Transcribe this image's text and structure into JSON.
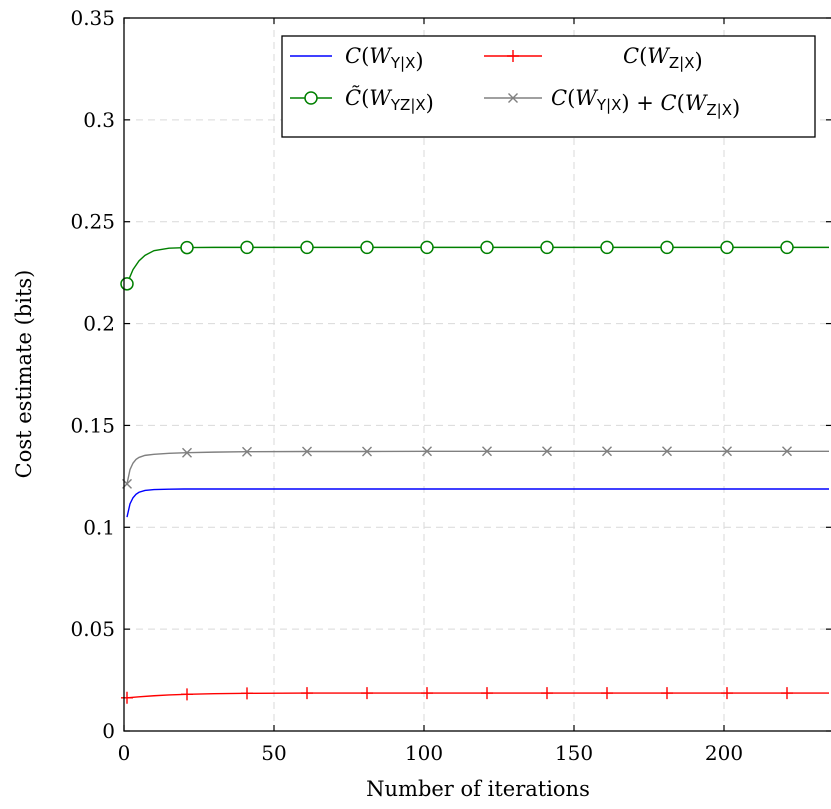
{
  "chart_data": {
    "type": "line",
    "xlabel": "Number of iterations",
    "ylabel": "Cost estimate (bits)",
    "xlim": [
      0,
      235
    ],
    "ylim": [
      0,
      0.35
    ],
    "xticks": [
      0,
      50,
      100,
      150,
      200
    ],
    "xtick_labels": [
      "0",
      "50",
      "100",
      "150",
      "200"
    ],
    "yticks": [
      0,
      0.05,
      0.1,
      0.15,
      0.2,
      0.25,
      0.3,
      0.35
    ],
    "ytick_labels": [
      "0",
      "0.05",
      "0.1",
      "0.15",
      "0.2",
      "0.25",
      "0.3",
      "0.35"
    ],
    "grid": true,
    "legend_position": "top-right",
    "series": [
      {
        "name": "C(W_{Y|X})",
        "color": "#0000ff",
        "marker": "none",
        "x": [
          1,
          2,
          3,
          4,
          5,
          7,
          10,
          15,
          20,
          30,
          50,
          100,
          150,
          200,
          235
        ],
        "y": [
          0.105,
          0.1115,
          0.1145,
          0.1162,
          0.1172,
          0.1181,
          0.1185,
          0.1187,
          0.1188,
          0.1188,
          0.1188,
          0.1188,
          0.1188,
          0.1188,
          0.1188
        ]
      },
      {
        "name": "C(W_{Z|X})",
        "color": "#ff0000",
        "marker": "plus",
        "x": [
          1,
          5,
          10,
          15,
          21,
          30,
          41,
          61,
          81,
          101,
          121,
          141,
          161,
          181,
          201,
          221,
          235
        ],
        "y": [
          0.0163,
          0.0168,
          0.0173,
          0.0177,
          0.018,
          0.0183,
          0.0185,
          0.0186,
          0.0186,
          0.0186,
          0.0186,
          0.0186,
          0.0186,
          0.0186,
          0.0186,
          0.0186,
          0.0186
        ],
        "marker_x": [
          1,
          21,
          41,
          61,
          81,
          101,
          121,
          141,
          161,
          181,
          201,
          221
        ]
      },
      {
        "name": "C̃(W_{YZ|X})",
        "color": "#008000",
        "marker": "circle",
        "x": [
          1,
          3,
          5,
          7,
          10,
          15,
          21,
          30,
          41,
          61,
          81,
          101,
          121,
          141,
          161,
          181,
          201,
          221,
          235
        ],
        "y": [
          0.2195,
          0.2265,
          0.2308,
          0.2335,
          0.2358,
          0.237,
          0.2373,
          0.2374,
          0.2374,
          0.2374,
          0.2374,
          0.2374,
          0.2374,
          0.2374,
          0.2374,
          0.2374,
          0.2374,
          0.2374,
          0.2374
        ],
        "marker_x": [
          1,
          21,
          41,
          61,
          81,
          101,
          121,
          141,
          161,
          181,
          201,
          221
        ]
      },
      {
        "name": "C(W_{Y|X}) + C(W_{Z|X})",
        "color": "#808080",
        "marker": "x",
        "x": [
          1,
          2,
          3,
          4,
          5,
          7,
          10,
          15,
          21,
          30,
          41,
          61,
          81,
          101,
          121,
          141,
          161,
          181,
          201,
          221,
          235
        ],
        "y": [
          0.1213,
          0.1283,
          0.1315,
          0.1333,
          0.1343,
          0.1353,
          0.1358,
          0.1363,
          0.1366,
          0.1369,
          0.1371,
          0.1372,
          0.1372,
          0.1373,
          0.1373,
          0.1373,
          0.1373,
          0.1373,
          0.1373,
          0.1373,
          0.1373
        ],
        "marker_x": [
          1,
          21,
          41,
          61,
          81,
          101,
          121,
          141,
          161,
          181,
          201,
          221
        ]
      }
    ]
  }
}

□ □ □ □ □

• [To do]: Give every record back exactly as it reads, with no images.

• [Finished answer]:
Transcribe this image's text and structure into JSON.
{
  "chart_data": {
    "type": "line",
    "xlabel": "Number of iterations",
    "ylabel": "Cost estimate (bits)",
    "xlim": [
      0,
      235
    ],
    "ylim": [
      0,
      0.35
    ],
    "xticks": [
      0,
      50,
      100,
      150,
      200
    ],
    "xtick_labels": [
      "0",
      "50",
      "100",
      "150",
      "200"
    ],
    "yticks": [
      0,
      0.05,
      0.1,
      0.15,
      0.2,
      0.25,
      0.3,
      0.35
    ],
    "ytick_labels": [
      "0",
      "0.05",
      "0.1",
      "0.15",
      "0.2",
      "0.25",
      "0.3",
      "0.35"
    ],
    "grid": true,
    "legend_position": "top-right",
    "series": [
      {
        "name": "C(W_{Y|X})",
        "color": "#0000ff",
        "marker": "none",
        "x": [
          1,
          2,
          3,
          4,
          5,
          7,
          10,
          15,
          20,
          30,
          50,
          100,
          150,
          200,
          235
        ],
        "y": [
          0.105,
          0.1115,
          0.1145,
          0.1162,
          0.1172,
          0.1181,
          0.1185,
          0.1187,
          0.1188,
          0.1188,
          0.1188,
          0.1188,
          0.1188,
          0.1188,
          0.1188
        ]
      },
      {
        "name": "C(W_{Z|X})",
        "color": "#ff0000",
        "marker": "plus",
        "x": [
          1,
          5,
          10,
          15,
          21,
          30,
          41,
          61,
          81,
          101,
          121,
          141,
          161,
          181,
          201,
          221,
          235
        ],
        "y": [
          0.0163,
          0.0168,
          0.0173,
          0.0177,
          0.018,
          0.0183,
          0.0185,
          0.0186,
          0.0186,
          0.0186,
          0.0186,
          0.0186,
          0.0186,
          0.0186,
          0.0186,
          0.0186,
          0.0186
        ],
        "marker_x": [
          1,
          21,
          41,
          61,
          81,
          101,
          121,
          141,
          161,
          181,
          201,
          221
        ]
      },
      {
        "name": "C̃(W_{YZ|X})",
        "color": "#008000",
        "marker": "circle",
        "x": [
          1,
          3,
          5,
          7,
          10,
          15,
          21,
          30,
          41,
          61,
          81,
          101,
          121,
          141,
          161,
          181,
          201,
          221,
          235
        ],
        "y": [
          0.2195,
          0.2265,
          0.2308,
          0.2335,
          0.2358,
          0.237,
          0.2373,
          0.2374,
          0.2374,
          0.2374,
          0.2374,
          0.2374,
          0.2374,
          0.2374,
          0.2374,
          0.2374,
          0.2374,
          0.2374,
          0.2374
        ],
        "marker_x": [
          1,
          21,
          41,
          61,
          81,
          101,
          121,
          141,
          161,
          181,
          201,
          221
        ]
      },
      {
        "name": "C(W_{Y|X}) + C(W_{Z|X})",
        "color": "#808080",
        "marker": "x",
        "x": [
          1,
          2,
          3,
          4,
          5,
          7,
          10,
          15,
          21,
          30,
          41,
          61,
          81,
          101,
          121,
          141,
          161,
          181,
          201,
          221,
          235
        ],
        "y": [
          0.1213,
          0.1283,
          0.1315,
          0.1333,
          0.1343,
          0.1353,
          0.1358,
          0.1363,
          0.1366,
          0.1369,
          0.1371,
          0.1372,
          0.1372,
          0.1373,
          0.1373,
          0.1373,
          0.1373,
          0.1373,
          0.1373,
          0.1373,
          0.1373
        ],
        "marker_x": [
          1,
          21,
          41,
          61,
          81,
          101,
          121,
          141,
          161,
          181,
          201,
          221
        ]
      }
    ]
  }
}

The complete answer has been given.